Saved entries
-----

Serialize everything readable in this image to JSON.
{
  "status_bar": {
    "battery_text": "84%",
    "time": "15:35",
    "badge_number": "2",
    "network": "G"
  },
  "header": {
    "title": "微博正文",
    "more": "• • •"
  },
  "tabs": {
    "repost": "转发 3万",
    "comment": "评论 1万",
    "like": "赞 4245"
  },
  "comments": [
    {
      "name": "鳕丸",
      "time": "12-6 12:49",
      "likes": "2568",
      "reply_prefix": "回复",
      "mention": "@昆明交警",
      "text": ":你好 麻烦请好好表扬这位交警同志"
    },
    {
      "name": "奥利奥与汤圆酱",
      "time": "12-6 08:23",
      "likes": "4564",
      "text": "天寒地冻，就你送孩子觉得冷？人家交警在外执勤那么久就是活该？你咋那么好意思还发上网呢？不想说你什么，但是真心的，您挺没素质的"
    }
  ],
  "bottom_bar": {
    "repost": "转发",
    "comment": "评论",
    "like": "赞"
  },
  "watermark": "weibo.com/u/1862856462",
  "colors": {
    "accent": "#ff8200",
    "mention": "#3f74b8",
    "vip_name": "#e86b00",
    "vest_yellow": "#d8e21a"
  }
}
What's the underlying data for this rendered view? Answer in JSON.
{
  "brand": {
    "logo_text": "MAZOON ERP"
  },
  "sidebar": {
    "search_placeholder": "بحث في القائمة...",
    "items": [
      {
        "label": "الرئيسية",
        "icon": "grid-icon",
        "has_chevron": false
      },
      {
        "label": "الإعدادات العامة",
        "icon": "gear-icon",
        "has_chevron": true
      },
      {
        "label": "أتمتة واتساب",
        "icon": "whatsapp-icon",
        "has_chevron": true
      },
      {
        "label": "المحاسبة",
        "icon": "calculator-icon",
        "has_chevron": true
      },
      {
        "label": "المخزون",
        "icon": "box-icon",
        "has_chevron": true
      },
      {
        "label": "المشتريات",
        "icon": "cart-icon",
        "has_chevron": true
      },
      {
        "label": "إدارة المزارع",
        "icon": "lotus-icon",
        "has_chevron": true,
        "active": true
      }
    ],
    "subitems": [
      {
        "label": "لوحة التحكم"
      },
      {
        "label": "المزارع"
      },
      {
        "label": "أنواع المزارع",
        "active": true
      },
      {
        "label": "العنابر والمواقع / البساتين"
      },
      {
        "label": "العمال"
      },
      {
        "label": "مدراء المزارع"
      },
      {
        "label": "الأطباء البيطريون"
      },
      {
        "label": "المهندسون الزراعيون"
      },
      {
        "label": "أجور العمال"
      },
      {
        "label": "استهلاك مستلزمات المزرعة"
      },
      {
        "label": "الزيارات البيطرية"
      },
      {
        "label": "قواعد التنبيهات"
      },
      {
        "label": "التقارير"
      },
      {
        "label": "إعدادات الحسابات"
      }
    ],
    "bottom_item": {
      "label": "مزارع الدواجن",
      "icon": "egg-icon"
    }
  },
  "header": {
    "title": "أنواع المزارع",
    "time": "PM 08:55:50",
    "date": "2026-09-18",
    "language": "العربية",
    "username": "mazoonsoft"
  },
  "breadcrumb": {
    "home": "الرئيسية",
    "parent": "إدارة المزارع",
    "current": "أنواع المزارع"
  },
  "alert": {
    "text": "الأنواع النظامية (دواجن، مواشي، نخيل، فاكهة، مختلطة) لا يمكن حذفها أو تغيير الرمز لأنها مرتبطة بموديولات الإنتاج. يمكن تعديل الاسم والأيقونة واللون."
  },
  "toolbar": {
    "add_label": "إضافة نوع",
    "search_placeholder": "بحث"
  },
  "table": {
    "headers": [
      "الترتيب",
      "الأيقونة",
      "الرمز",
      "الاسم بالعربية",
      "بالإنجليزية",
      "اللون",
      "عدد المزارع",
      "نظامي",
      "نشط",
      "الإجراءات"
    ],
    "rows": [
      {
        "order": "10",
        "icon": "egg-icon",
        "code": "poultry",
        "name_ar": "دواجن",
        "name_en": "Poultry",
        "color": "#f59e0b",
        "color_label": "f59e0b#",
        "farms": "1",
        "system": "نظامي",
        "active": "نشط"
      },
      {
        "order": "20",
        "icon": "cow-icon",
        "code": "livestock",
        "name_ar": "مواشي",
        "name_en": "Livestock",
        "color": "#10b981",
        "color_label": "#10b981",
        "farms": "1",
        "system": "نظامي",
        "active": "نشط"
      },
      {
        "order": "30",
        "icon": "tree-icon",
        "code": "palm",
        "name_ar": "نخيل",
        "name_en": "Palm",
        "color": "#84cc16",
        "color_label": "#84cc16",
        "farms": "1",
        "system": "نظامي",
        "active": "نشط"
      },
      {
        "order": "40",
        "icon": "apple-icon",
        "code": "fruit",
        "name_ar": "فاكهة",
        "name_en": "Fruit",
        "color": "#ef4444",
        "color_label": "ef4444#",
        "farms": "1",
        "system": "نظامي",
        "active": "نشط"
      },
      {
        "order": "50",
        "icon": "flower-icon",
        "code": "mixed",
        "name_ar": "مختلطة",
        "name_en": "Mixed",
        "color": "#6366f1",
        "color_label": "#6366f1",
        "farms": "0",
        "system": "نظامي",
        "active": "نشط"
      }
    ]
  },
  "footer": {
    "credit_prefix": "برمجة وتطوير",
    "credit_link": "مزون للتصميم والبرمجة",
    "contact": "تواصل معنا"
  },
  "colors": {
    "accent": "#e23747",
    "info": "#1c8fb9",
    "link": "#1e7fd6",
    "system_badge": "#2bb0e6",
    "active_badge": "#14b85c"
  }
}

-----

GOAL:
Output the listing above exactly as it appears.

TASK RESPONSE:
Serialize everything readable in this image to JSON.
{
  "status_bar": {
    "battery_text": "84%",
    "time": "15:35",
    "badge_number": "2",
    "network": "G"
  },
  "header": {
    "title": "微博正文",
    "more": "• • •"
  },
  "tabs": {
    "repost": "转发 3万",
    "comment": "评论 1万",
    "like": "赞 4245"
  },
  "comments": [
    {
      "name": "鳕丸",
      "time": "12-6 12:49",
      "likes": "2568",
      "reply_prefix": "回复",
      "mention": "@昆明交警",
      "text": ":你好 麻烦请好好表扬这位交警同志"
    },
    {
      "name": "奥利奥与汤圆酱",
      "time": "12-6 08:23",
      "likes": "4564",
      "text": "天寒地冻，就你送孩子觉得冷？人家交警在外执勤那么久就是活该？你咋那么好意思还发上网呢？不想说你什么，但是真心的，您挺没素质的"
    }
  ],
  "bottom_bar": {
    "repost": "转发",
    "comment": "评论",
    "like": "赞"
  },
  "watermark": "weibo.com/u/1862856462",
  "colors": {
    "accent": "#ff8200",
    "mention": "#3f74b8",
    "vip_name": "#e86b00",
    "vest_yellow": "#d8e21a"
  }
}
What's the underlying data for this rendered view? Answer in JSON.
{
  "brand": {
    "logo_text": "MAZOON ERP"
  },
  "sidebar": {
    "search_placeholder": "بحث في القائمة...",
    "items": [
      {
        "label": "الرئيسية",
        "icon": "grid-icon",
        "has_chevron": false
      },
      {
        "label": "الإعدادات العامة",
        "icon": "gear-icon",
        "has_chevron": true
      },
      {
        "label": "أتمتة واتساب",
        "icon": "whatsapp-icon",
        "has_chevron": true
      },
      {
        "label": "المحاسبة",
        "icon": "calculator-icon",
        "has_chevron": true
      },
      {
        "label": "المخزون",
        "icon": "box-icon",
        "has_chevron": true
      },
      {
        "label": "المشتريات",
        "icon": "cart-icon",
        "has_chevron": true
      },
      {
        "label": "إدارة المزارع",
        "icon": "lotus-icon",
        "has_chevron": true,
        "active": true
      }
    ],
    "subitems": [
      {
        "label": "لوحة التحكم"
      },
      {
        "label": "المزارع"
      },
      {
        "label": "أنواع المزارع",
        "active": true
      },
      {
        "label": "العنابر والمواقع / البساتين"
      },
      {
        "label": "العمال"
      },
      {
        "label": "مدراء المزارع"
      },
      {
        "label": "الأطباء البيطريون"
      },
      {
        "label": "المهندسون الزراعيون"
      },
      {
        "label": "أجور العمال"
      },
      {
        "label": "استهلاك مستلزمات المزرعة"
      },
      {
        "label": "الزيارات البيطرية"
      },
      {
        "label": "قواعد التنبيهات"
      },
      {
        "label": "التقارير"
      },
      {
        "label": "إعدادات الحسابات"
      }
    ],
    "bottom_item": {
      "label": "مزارع الدواجن",
      "icon": "egg-icon"
    }
  },
  "header": {
    "title": "أنواع المزارع",
    "time": "PM 08:55:50",
    "date": "2026-09-18",
    "language": "العربية",
    "username": "mazoonsoft"
  },
  "breadcrumb": {
    "home": "الرئيسية",
    "parent": "إدارة المزارع",
    "current": "أنواع المزارع"
  },
  "alert": {
    "text": "الأنواع النظامية (دواجن، مواشي، نخيل، فاكهة، مختلطة) لا يمكن حذفها أو تغيير الرمز لأنها مرتبطة بموديولات الإنتاج. يمكن تعديل الاسم والأيقونة واللون."
  },
  "toolbar": {
    "add_label": "إضافة نوع",
    "search_placeholder": "بحث"
  },
  "table": {
    "headers": [
      "الترتيب",
      "الأيقونة",
      "الرمز",
      "الاسم بالعربية",
      "بالإنجليزية",
      "اللون",
      "عدد المزارع",
      "نظامي",
      "نشط",
      "الإجراءات"
    ],
    "rows": [
      {
        "order": "10",
        "icon": "egg-icon",
        "code": "poultry",
        "name_ar": "دواجن",
        "name_en": "Poultry",
        "color": "#f59e0b",
        "color_label": "f59e0b#",
        "farms": "1",
        "system": "نظامي",
        "active": "نشط"
      },
      {
        "order": "20",
        "icon": "cow-icon",
        "code": "livestock",
        "name_ar": "مواشي",
        "name_en": "Livestock",
        "color": "#10b981",
        "color_label": "#10b981",
        "farms": "1",
        "system": "نظامي",
        "active": "نشط"
      },
      {
        "order": "30",
        "icon": "tree-icon",
        "code": "palm",
        "name_ar": "نخيل",
        "name_en": "Palm",
        "color": "#84cc16",
        "color_label": "#84cc16",
        "farms": "1",
        "system": "نظامي",
        "active": "نشط"
      },
      {
        "order": "40",
        "icon": "apple-icon",
        "code": "fruit",
        "name_ar": "فاكهة",
        "name_en": "Fruit",
        "color": "#ef4444",
        "color_label": "ef4444#",
        "farms": "1",
        "system": "نظامي",
        "active": "نشط"
      },
      {
        "order": "50",
        "icon": "flower-icon",
        "code": "mixed",
        "name_ar": "مختلطة",
        "name_en": "Mixed",
        "color": "#6366f1",
        "color_label": "#6366f1",
        "farms": "0",
        "system": "نظامي",
        "active": "نشط"
      }
    ]
  },
  "footer": {
    "credit_prefix": "برمجة وتطوير",
    "credit_link": "مزون للتصميم والبرمجة",
    "contact": "تواصل معنا"
  },
  "colors": {
    "accent": "#e23747",
    "info": "#1c8fb9",
    "link": "#1e7fd6",
    "system_badge": "#2bb0e6",
    "active_badge": "#14b85c"
  }
}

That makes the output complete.